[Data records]
━━━━━━━━━━━━━━━━━━━━━━━━━━━━━━
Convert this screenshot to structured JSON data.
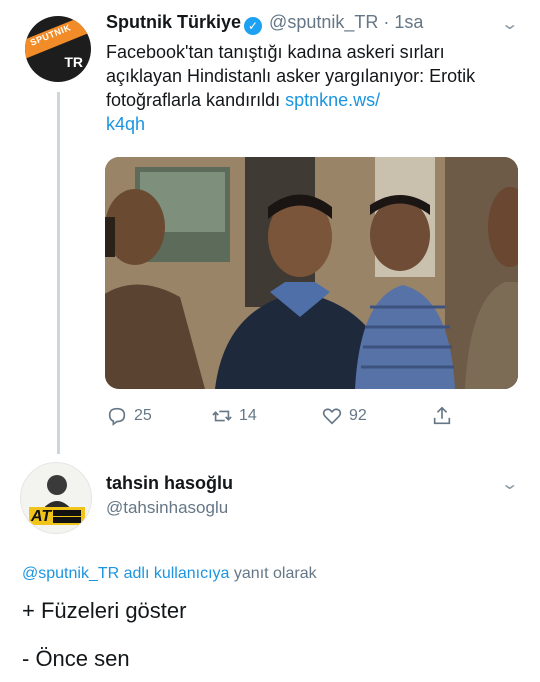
{
  "original_tweet": {
    "avatar": {
      "brand": "SPUTNIK",
      "region": "TR"
    },
    "author_name": "Sputnik Türkiye",
    "handle_time": "@sputnik_TR · 1sa",
    "text": "Facebook'tan tanıştığı kadına askeri sırları açıklayan Hindistanlı asker yargılanıyor: Erotik fotoğraflarla kandırıldı",
    "link_text": "sptnkne.ws/\nk4qh",
    "actions": {
      "reply_count": "25",
      "retweet_count": "14",
      "like_count": "92"
    }
  },
  "reply_tweet": {
    "author_name": "tahsin hasoğlu",
    "handle": "@tahsinhasoglu",
    "replying_mention": "@sputnik_TR adlı kullanıcıya",
    "replying_suffix": " yanıt olarak",
    "line1": "+ Füzeleri göster",
    "line2": "- Önce sen"
  },
  "colors": {
    "link": "#1b95e0",
    "muted": "#657786",
    "verified": "#1da1f2",
    "brand_orange": "#f28c28"
  }
}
━━━━━━━━━━━━━━━━━━━━━━━━━━━━━━
- _Do this_
Print all the records again exactly; do not include any picture.

- _Answer to this task_
Convert this screenshot to structured JSON data.
{
  "original_tweet": {
    "avatar": {
      "brand": "SPUTNIK",
      "region": "TR"
    },
    "author_name": "Sputnik Türkiye",
    "handle_time": "@sputnik_TR · 1sa",
    "text": "Facebook'tan tanıştığı kadına askeri sırları açıklayan Hindistanlı asker yargılanıyor: Erotik fotoğraflarla kandırıldı",
    "link_text": "sptnkne.ws/\nk4qh",
    "actions": {
      "reply_count": "25",
      "retweet_count": "14",
      "like_count": "92"
    }
  },
  "reply_tweet": {
    "author_name": "tahsin hasoğlu",
    "handle": "@tahsinhasoglu",
    "replying_mention": "@sputnik_TR adlı kullanıcıya",
    "replying_suffix": " yanıt olarak",
    "line1": "+ Füzeleri göster",
    "line2": "- Önce sen"
  },
  "colors": {
    "link": "#1b95e0",
    "muted": "#657786",
    "verified": "#1da1f2",
    "brand_orange": "#f28c28"
  }
}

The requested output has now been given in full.